▶ [Data in this exercise]:

- - -

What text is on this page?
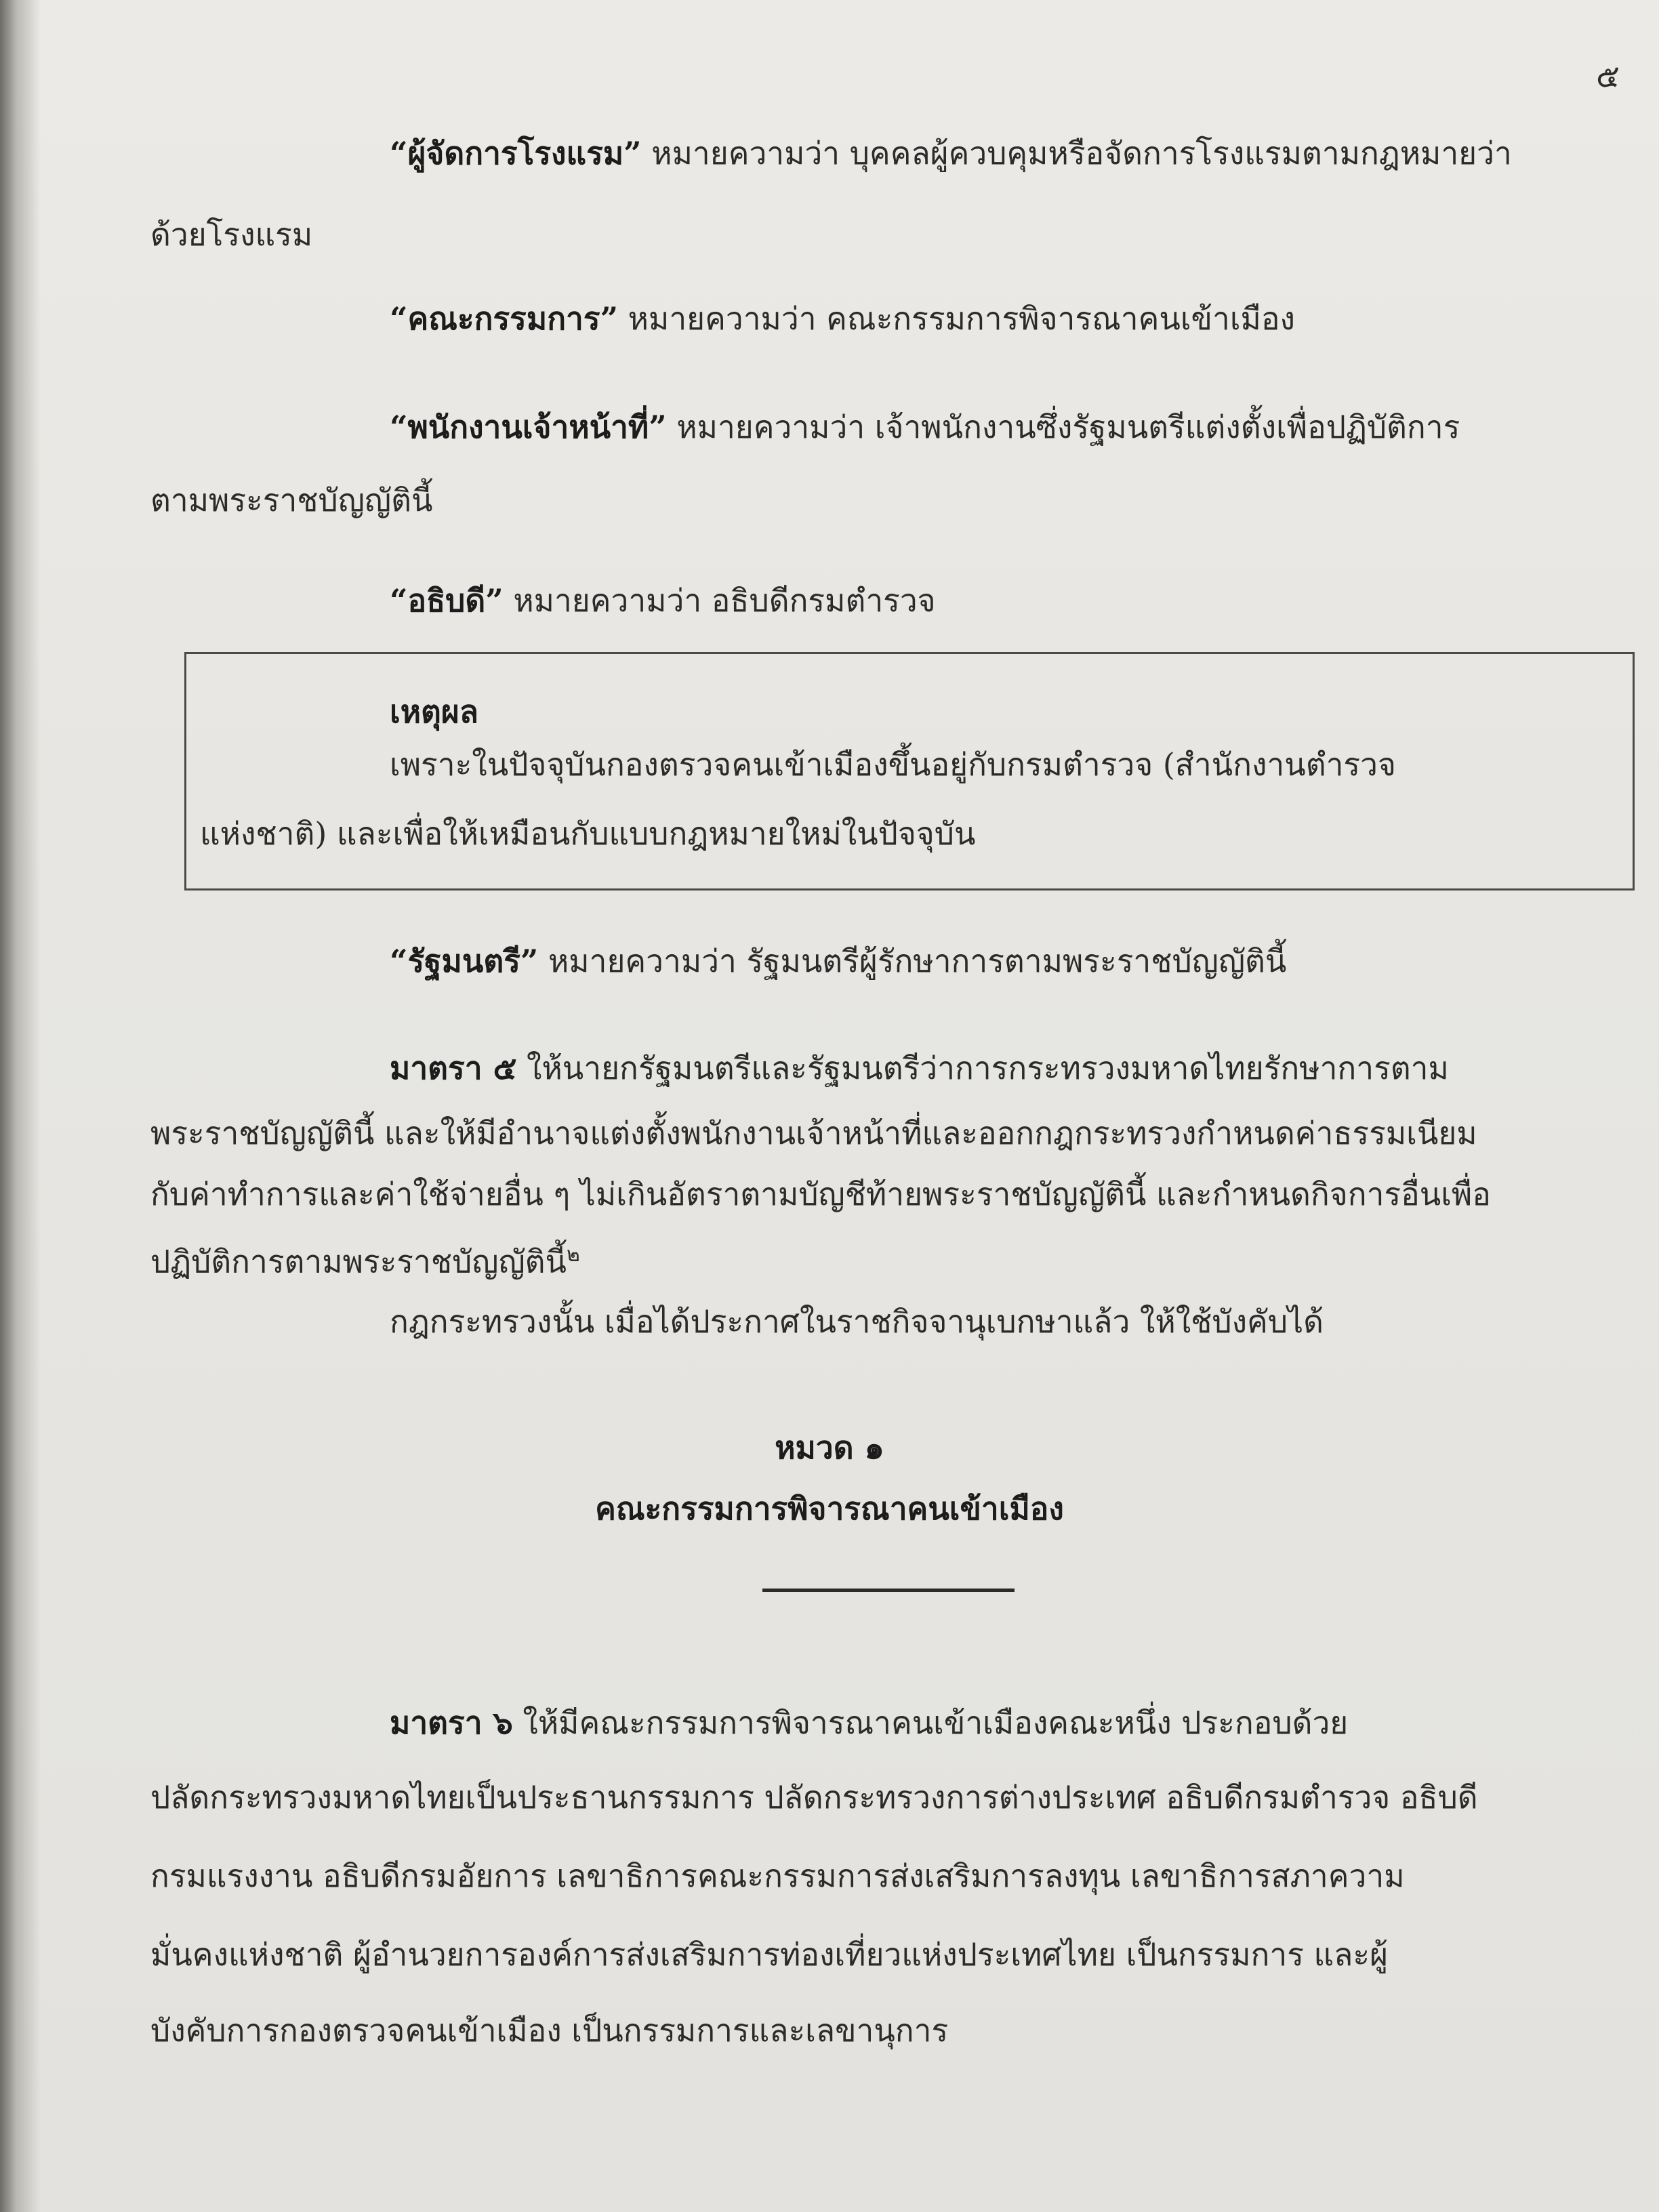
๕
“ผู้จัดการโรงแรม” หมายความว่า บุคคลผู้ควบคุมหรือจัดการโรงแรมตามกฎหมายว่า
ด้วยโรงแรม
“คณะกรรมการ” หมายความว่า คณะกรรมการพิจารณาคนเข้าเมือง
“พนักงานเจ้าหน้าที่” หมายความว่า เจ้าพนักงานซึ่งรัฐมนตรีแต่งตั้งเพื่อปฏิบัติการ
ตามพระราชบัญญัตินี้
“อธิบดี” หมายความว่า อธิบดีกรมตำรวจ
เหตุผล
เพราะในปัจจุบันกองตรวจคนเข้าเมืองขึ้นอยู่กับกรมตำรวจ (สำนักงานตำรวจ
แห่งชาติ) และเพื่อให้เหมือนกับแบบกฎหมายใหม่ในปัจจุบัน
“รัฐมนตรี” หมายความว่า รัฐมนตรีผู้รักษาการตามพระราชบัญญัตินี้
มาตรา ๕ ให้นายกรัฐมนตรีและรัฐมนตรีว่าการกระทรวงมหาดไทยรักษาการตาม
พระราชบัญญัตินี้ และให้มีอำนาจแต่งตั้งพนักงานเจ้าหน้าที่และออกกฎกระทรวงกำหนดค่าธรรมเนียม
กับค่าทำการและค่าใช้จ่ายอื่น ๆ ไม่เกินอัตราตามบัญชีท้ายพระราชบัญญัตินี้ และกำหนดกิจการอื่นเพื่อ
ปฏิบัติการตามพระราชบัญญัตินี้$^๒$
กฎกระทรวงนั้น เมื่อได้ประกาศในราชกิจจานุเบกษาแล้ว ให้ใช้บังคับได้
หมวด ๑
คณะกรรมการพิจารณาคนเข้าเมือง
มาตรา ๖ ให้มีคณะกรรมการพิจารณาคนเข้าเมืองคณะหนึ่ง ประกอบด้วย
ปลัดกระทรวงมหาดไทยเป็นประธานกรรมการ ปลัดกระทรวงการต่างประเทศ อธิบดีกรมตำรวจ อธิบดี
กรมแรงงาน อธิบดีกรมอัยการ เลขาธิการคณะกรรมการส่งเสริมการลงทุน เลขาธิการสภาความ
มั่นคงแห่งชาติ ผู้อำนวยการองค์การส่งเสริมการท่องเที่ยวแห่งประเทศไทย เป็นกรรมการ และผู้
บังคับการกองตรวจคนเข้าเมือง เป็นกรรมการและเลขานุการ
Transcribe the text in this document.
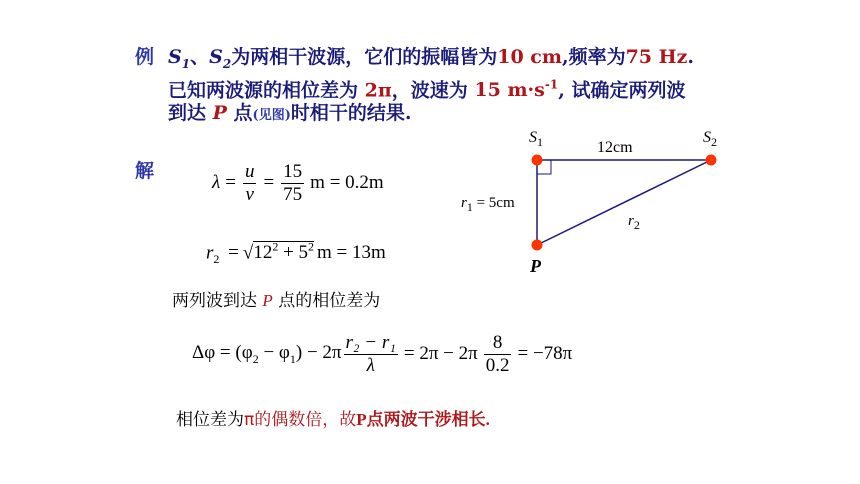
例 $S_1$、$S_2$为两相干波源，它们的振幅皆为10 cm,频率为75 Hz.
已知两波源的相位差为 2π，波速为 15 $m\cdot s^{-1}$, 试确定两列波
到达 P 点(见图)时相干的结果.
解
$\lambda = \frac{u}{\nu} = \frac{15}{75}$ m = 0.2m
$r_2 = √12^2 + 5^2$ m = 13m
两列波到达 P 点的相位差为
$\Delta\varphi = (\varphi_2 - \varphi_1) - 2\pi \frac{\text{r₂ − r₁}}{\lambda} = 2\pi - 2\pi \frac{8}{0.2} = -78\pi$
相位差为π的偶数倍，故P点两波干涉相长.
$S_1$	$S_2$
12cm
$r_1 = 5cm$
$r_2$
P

- - -

▶ [Challenge]:
In your copy of the listing above, reproduce each line exactly and omit all pictures.

▶ [Response]:
What text is on this page?
๕
“ผู้จัดการโรงแรม” หมายความว่า บุคคลผู้ควบคุมหรือจัดการโรงแรมตามกฎหมายว่า
ด้วยโรงแรม
“คณะกรรมการ” หมายความว่า คณะกรรมการพิจารณาคนเข้าเมือง
“พนักงานเจ้าหน้าที่” หมายความว่า เจ้าพนักงานซึ่งรัฐมนตรีแต่งตั้งเพื่อปฏิบัติการ
ตามพระราชบัญญัตินี้
“อธิบดี” หมายความว่า อธิบดีกรมตำรวจ
เหตุผล
เพราะในปัจจุบันกองตรวจคนเข้าเมืองขึ้นอยู่กับกรมตำรวจ (สำนักงานตำรวจ
แห่งชาติ) และเพื่อให้เหมือนกับแบบกฎหมายใหม่ในปัจจุบัน
“รัฐมนตรี” หมายความว่า รัฐมนตรีผู้รักษาการตามพระราชบัญญัตินี้
มาตรา ๕ ให้นายกรัฐมนตรีและรัฐมนตรีว่าการกระทรวงมหาดไทยรักษาการตาม
พระราชบัญญัตินี้ และให้มีอำนาจแต่งตั้งพนักงานเจ้าหน้าที่และออกกฎกระทรวงกำหนดค่าธรรมเนียม
กับค่าทำการและค่าใช้จ่ายอื่น ๆ ไม่เกินอัตราตามบัญชีท้ายพระราชบัญญัตินี้ และกำหนดกิจการอื่นเพื่อ
ปฏิบัติการตามพระราชบัญญัตินี้$^๒$
กฎกระทรวงนั้น เมื่อได้ประกาศในราชกิจจานุเบกษาแล้ว ให้ใช้บังคับได้
หมวด ๑
คณะกรรมการพิจารณาคนเข้าเมือง
มาตรา ๖ ให้มีคณะกรรมการพิจารณาคนเข้าเมืองคณะหนึ่ง ประกอบด้วย
ปลัดกระทรวงมหาดไทยเป็นประธานกรรมการ ปลัดกระทรวงการต่างประเทศ อธิบดีกรมตำรวจ อธิบดี
กรมแรงงาน อธิบดีกรมอัยการ เลขาธิการคณะกรรมการส่งเสริมการลงทุน เลขาธิการสภาความ
มั่นคงแห่งชาติ ผู้อำนวยการองค์การส่งเสริมการท่องเที่ยวแห่งประเทศไทย เป็นกรรมการ และผู้
บังคับการกองตรวจคนเข้าเมือง เป็นกรรมการและเลขานุการ
Transcribe the text in this document.
例 $S_1$、$S_2$为两相干波源，它们的振幅皆为10 cm,频率为75 Hz.
已知两波源的相位差为 2π，波速为 15 $m\cdot s^{-1}$, 试确定两列波
到达 P 点(见图)时相干的结果.
解
$\lambda = \frac{u}{\nu} = \frac{15}{75}$ m = 0.2m
$r_2 = √12^2 + 5^2$ m = 13m
两列波到达 P 点的相位差为
$\Delta\varphi = (\varphi_2 - \varphi_1) - 2\pi \frac{\text{r₂ − r₁}}{\lambda} = 2\pi - 2\pi \frac{8}{0.2} = -78\pi$
相位差为π的偶数倍，故P点两波干涉相长.
$S_1$	$S_2$
12cm
$r_1 = 5cm$
$r_2$
P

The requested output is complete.